Instructions for the task
Beginning at the line with "Output a JSON", output each line to the end of the listing below exactly, please.

[Entries with figure data]
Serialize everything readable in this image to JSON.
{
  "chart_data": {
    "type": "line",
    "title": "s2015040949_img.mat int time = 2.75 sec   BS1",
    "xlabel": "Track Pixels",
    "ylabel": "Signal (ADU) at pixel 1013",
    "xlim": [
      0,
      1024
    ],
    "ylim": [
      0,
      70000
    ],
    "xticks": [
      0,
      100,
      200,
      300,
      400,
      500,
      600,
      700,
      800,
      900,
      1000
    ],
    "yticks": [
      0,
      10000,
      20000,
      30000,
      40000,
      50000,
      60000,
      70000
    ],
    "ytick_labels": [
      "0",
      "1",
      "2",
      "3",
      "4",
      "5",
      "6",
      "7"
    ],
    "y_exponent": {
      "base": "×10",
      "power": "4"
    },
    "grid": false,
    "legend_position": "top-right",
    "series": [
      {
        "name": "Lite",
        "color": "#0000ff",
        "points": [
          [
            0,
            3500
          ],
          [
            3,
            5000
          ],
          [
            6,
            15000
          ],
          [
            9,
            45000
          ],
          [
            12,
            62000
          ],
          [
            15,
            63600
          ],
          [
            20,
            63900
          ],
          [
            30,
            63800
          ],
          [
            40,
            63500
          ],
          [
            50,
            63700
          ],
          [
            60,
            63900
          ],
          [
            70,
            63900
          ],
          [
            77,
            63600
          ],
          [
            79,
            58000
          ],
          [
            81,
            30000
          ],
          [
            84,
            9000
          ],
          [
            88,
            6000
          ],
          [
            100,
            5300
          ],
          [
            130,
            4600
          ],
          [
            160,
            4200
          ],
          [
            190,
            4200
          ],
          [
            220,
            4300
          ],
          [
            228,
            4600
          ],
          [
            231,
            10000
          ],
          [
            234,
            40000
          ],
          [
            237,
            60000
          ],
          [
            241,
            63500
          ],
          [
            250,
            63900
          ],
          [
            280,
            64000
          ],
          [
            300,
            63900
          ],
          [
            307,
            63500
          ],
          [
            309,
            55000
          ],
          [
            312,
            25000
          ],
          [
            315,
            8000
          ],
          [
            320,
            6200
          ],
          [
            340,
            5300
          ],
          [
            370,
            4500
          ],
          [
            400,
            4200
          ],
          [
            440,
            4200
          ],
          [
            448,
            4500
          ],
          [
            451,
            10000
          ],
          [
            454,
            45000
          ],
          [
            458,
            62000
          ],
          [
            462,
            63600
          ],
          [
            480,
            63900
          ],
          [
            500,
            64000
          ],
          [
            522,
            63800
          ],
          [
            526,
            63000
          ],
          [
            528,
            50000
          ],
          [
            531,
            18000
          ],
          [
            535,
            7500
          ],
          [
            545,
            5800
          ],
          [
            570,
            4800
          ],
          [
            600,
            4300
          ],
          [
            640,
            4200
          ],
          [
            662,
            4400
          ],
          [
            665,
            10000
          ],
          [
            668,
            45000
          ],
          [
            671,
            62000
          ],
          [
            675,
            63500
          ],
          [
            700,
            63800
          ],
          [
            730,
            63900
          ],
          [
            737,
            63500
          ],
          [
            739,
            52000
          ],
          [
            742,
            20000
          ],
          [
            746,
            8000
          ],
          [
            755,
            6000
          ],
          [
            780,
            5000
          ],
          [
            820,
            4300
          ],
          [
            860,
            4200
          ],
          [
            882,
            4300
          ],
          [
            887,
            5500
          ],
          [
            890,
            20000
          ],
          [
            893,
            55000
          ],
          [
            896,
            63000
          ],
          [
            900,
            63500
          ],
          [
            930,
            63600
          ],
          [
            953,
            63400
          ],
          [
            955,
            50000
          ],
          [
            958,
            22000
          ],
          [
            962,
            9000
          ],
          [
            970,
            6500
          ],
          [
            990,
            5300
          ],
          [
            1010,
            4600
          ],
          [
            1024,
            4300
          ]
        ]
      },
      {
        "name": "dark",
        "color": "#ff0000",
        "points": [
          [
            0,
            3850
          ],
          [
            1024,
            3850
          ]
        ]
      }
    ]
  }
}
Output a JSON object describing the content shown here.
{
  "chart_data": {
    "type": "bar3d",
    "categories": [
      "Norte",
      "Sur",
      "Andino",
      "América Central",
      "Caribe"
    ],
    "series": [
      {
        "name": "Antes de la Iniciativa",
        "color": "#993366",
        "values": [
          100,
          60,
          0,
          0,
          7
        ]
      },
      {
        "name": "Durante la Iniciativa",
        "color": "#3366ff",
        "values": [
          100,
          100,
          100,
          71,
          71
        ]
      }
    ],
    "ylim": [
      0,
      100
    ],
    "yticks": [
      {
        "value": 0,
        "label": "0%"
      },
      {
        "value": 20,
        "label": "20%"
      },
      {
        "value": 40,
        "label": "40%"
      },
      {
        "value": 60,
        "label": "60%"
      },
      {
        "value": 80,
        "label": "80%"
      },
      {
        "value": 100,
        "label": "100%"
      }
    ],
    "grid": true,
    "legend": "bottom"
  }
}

Result
Output a JSON object describing the content shown here.
{
  "chart_data": {
    "type": "bar3d",
    "categories": [
      "Norte",
      "Sur",
      "Andino",
      "América Central",
      "Caribe"
    ],
    "series": [
      {
        "name": "Antes de la Iniciativa",
        "color": "#993366",
        "values": [
          100,
          60,
          0,
          0,
          7
        ]
      },
      {
        "name": "Durante la Iniciativa",
        "color": "#3366ff",
        "values": [
          100,
          100,
          100,
          71,
          71
        ]
      }
    ],
    "ylim": [
      0,
      100
    ],
    "yticks": [
      {
        "value": 0,
        "label": "0%"
      },
      {
        "value": 20,
        "label": "20%"
      },
      {
        "value": 40,
        "label": "40%"
      },
      {
        "value": 60,
        "label": "60%"
      },
      {
        "value": 80,
        "label": "80%"
      },
      {
        "value": 100,
        "label": "100%"
      }
    ],
    "grid": true,
    "legend": "bottom"
  }
}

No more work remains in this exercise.